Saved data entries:
* * * * *
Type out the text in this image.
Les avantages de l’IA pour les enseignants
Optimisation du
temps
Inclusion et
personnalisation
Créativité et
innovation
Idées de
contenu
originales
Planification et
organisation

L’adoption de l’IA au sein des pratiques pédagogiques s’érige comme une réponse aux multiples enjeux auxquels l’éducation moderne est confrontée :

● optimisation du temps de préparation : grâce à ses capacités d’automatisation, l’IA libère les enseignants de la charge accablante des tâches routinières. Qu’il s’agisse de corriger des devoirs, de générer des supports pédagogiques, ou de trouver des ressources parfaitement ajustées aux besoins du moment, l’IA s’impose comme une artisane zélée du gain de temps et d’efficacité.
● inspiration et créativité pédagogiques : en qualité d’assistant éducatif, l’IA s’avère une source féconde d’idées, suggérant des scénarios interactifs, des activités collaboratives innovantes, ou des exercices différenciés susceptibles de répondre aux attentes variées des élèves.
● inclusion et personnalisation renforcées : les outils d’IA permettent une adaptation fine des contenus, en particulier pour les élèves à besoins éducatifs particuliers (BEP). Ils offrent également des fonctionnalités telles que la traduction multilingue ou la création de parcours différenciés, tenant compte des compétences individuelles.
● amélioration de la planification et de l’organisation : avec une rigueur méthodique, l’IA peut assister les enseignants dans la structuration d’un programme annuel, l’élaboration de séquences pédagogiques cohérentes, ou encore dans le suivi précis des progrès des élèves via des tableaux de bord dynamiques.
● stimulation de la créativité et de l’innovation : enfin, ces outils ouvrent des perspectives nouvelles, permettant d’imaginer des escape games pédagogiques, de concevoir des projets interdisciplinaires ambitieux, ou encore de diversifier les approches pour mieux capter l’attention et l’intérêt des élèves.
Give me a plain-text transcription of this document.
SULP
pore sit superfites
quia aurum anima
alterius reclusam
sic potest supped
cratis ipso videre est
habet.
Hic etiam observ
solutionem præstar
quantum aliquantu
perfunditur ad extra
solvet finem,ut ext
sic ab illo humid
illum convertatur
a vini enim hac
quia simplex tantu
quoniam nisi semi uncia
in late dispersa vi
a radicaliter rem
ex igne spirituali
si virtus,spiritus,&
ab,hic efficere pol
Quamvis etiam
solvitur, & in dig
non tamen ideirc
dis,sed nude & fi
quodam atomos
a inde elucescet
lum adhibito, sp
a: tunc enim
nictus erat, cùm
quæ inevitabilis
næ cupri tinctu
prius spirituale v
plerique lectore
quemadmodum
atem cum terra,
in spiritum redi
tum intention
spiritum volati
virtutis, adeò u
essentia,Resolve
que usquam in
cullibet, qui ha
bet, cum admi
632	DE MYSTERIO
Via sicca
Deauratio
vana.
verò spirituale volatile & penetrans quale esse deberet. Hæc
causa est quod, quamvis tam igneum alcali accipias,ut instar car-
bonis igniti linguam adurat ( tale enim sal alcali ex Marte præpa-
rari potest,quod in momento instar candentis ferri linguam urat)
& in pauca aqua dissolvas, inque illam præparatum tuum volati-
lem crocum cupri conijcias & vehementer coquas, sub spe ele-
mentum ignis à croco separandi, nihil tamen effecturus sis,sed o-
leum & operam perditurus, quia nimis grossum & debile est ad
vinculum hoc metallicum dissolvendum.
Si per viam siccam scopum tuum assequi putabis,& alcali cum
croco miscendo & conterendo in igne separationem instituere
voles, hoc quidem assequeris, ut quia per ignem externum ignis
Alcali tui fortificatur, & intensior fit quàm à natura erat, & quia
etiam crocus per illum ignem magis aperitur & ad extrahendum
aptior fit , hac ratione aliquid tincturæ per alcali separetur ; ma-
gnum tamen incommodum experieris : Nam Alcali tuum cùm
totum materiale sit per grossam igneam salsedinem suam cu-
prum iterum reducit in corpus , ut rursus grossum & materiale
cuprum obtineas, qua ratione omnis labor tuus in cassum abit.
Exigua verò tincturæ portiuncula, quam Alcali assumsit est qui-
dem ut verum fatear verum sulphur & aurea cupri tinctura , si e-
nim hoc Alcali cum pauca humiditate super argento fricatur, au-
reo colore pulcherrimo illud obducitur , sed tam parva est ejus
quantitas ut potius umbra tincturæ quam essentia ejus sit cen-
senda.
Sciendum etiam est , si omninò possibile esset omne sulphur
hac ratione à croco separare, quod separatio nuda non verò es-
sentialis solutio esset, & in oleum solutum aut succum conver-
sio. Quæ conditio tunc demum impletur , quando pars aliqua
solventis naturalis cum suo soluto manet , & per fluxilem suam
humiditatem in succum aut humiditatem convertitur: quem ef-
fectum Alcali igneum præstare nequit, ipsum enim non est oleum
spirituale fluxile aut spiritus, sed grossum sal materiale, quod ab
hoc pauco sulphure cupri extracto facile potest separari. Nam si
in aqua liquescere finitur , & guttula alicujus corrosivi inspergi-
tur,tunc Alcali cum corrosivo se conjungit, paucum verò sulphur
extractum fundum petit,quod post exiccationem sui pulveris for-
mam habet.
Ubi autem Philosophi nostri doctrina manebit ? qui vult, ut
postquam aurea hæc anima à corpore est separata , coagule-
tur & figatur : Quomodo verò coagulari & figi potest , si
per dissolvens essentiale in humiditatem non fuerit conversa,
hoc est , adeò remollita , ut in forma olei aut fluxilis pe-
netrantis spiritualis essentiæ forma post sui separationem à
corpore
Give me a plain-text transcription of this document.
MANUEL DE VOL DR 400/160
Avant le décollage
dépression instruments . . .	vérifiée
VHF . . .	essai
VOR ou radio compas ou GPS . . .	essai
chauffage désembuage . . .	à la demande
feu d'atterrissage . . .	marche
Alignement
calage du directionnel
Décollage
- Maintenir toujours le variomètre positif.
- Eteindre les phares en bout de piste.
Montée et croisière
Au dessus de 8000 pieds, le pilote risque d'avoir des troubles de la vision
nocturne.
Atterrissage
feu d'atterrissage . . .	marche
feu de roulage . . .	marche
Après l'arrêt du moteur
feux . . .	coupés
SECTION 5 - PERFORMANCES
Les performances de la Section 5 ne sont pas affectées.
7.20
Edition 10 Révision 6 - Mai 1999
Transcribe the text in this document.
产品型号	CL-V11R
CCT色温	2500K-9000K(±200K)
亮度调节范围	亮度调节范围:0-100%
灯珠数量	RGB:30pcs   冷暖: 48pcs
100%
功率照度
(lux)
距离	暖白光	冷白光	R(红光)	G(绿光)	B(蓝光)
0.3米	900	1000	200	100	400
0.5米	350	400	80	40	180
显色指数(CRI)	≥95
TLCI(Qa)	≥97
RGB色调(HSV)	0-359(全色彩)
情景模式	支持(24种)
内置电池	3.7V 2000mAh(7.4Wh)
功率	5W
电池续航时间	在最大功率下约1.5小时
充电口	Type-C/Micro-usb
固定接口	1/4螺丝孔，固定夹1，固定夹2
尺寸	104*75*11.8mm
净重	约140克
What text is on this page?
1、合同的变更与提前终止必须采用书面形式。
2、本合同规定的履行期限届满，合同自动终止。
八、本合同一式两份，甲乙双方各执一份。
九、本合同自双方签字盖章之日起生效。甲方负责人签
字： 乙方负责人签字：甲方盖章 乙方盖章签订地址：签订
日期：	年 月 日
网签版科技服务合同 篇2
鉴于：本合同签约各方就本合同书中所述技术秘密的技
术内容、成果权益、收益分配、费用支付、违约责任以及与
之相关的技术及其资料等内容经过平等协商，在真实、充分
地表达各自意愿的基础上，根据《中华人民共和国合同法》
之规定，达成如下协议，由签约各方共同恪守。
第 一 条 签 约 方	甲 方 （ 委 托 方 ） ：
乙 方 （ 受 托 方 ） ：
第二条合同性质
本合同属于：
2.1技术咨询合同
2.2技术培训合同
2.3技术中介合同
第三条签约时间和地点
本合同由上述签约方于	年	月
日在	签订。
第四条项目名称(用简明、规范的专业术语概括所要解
* * * * *
_Aim of the exercise_
Extract every line from the one containing "Transcribe the text in this document." to the end of the entries, including both of those lines, exactly as given and with nothing added.

_Written response_
Transcribe the text in this document.
产品型号	CL-V11R
CCT色温	2500K-9000K(±200K)
亮度调节范围	亮度调节范围:0-100%
灯珠数量	RGB:30pcs   冷暖: 48pcs
100%
功率照度
(lux)
距离	暖白光	冷白光	R(红光)	G(绿光)	B(蓝光)
0.3米	900	1000	200	100	400
0.5米	350	400	80	40	180
显色指数(CRI)	≥95
TLCI(Qa)	≥97
RGB色调(HSV)	0-359(全色彩)
情景模式	支持(24种)
内置电池	3.7V 2000mAh(7.4Wh)
功率	5W
电池续航时间	在最大功率下约1.5小时
充电口	Type-C/Micro-usb
固定接口	1/4螺丝孔，固定夹1，固定夹2
尺寸	104*75*11.8mm
净重	约140克
What text is on this page?
1、合同的变更与提前终止必须采用书面形式。
2、本合同规定的履行期限届满，合同自动终止。
八、本合同一式两份，甲乙双方各执一份。
九、本合同自双方签字盖章之日起生效。甲方负责人签
字： 乙方负责人签字：甲方盖章 乙方盖章签订地址：签订
日期：	年 月 日
网签版科技服务合同 篇2
鉴于：本合同签约各方就本合同书中所述技术秘密的技
术内容、成果权益、收益分配、费用支付、违约责任以及与
之相关的技术及其资料等内容经过平等协商，在真实、充分
地表达各自意愿的基础上，根据《中华人民共和国合同法》
之规定，达成如下协议，由签约各方共同恪守。
第 一 条 签 约 方	甲 方 （ 委 托 方 ） ：
乙 方 （ 受 托 方 ） ：
第二条合同性质
本合同属于：
2.1技术咨询合同
2.2技术培训合同
2.3技术中介合同
第三条签约时间和地点
本合同由上述签约方于	年	月
日在	签订。
第四条项目名称(用简明、规范的专业术语概括所要解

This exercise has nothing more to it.